### What is required:
Pull out every line containing the string "xlabel".

### Records for this exercise:
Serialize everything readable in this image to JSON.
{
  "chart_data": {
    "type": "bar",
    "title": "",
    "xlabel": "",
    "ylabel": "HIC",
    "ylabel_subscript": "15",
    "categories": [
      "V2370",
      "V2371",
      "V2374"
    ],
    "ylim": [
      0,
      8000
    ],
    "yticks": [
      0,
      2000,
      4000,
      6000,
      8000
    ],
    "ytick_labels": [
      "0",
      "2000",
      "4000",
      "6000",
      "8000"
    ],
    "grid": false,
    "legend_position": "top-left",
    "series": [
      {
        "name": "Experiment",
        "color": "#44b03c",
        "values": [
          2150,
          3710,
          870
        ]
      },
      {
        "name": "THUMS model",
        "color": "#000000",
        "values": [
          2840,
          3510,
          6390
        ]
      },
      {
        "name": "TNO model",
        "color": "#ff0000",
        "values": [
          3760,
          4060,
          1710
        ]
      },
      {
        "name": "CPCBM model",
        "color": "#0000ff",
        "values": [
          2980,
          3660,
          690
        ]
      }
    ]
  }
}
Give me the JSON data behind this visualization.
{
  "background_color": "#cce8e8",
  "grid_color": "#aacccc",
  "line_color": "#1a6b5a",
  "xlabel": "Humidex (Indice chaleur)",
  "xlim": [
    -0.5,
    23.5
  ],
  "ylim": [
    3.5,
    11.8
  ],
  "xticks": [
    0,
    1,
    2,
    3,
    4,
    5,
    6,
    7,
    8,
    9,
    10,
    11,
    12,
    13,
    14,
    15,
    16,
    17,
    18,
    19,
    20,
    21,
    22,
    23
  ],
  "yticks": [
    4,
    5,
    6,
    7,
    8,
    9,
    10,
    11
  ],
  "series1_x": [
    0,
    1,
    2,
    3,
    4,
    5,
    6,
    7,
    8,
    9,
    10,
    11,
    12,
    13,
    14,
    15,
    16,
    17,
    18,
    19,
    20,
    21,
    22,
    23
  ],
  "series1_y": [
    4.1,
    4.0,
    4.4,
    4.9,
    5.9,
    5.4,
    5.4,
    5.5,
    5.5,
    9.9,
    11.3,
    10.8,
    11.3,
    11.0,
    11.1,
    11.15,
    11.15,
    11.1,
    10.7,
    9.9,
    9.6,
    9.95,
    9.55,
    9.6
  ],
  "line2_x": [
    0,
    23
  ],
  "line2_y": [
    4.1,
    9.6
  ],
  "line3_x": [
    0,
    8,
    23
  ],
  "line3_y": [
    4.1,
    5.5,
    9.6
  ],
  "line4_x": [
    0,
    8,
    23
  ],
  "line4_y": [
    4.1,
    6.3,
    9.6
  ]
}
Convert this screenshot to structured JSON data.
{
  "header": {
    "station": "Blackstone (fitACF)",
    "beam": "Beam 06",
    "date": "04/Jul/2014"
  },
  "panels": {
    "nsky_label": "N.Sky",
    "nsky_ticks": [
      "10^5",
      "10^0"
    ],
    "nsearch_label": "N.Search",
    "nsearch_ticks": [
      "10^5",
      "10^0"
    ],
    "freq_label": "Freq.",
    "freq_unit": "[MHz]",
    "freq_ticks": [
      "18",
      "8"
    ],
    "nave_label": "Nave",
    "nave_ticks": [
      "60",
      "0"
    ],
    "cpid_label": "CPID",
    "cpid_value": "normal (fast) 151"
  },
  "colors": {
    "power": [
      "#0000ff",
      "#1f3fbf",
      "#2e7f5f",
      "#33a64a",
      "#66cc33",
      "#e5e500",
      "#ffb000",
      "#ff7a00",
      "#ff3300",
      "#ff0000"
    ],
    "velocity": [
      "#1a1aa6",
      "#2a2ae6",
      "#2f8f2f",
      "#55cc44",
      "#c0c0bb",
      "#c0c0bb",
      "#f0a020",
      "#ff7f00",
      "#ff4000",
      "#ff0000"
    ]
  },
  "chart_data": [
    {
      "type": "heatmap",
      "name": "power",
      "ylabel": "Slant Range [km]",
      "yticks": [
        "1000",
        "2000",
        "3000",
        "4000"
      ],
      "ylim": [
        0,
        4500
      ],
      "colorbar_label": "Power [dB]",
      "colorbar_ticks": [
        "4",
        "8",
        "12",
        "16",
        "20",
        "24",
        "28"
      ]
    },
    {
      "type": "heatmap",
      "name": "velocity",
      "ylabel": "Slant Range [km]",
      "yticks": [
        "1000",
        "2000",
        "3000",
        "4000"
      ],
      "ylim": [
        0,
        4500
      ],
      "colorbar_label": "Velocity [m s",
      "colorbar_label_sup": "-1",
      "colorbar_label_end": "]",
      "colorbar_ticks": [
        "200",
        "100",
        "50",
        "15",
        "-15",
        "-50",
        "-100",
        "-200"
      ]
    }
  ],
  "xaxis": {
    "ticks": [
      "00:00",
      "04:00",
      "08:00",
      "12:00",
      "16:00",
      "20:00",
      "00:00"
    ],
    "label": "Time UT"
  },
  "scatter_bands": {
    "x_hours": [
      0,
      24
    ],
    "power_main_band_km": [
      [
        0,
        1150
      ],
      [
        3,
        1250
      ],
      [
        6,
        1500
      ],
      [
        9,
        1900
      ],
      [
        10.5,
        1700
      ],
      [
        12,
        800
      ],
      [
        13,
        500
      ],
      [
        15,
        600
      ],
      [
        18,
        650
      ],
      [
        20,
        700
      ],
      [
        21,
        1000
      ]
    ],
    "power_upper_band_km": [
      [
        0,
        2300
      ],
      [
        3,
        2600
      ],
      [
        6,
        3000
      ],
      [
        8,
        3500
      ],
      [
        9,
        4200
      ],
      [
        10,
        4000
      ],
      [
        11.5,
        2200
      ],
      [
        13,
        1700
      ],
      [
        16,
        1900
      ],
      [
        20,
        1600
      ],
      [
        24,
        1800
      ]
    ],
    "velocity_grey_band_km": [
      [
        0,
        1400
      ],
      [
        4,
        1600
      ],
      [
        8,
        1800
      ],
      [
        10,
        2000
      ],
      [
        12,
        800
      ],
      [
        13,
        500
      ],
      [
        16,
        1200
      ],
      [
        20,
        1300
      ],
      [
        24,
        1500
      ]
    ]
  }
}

### Answer:
    "xlabel": "",
  "xlabel": "Humidex (Indice chaleur)",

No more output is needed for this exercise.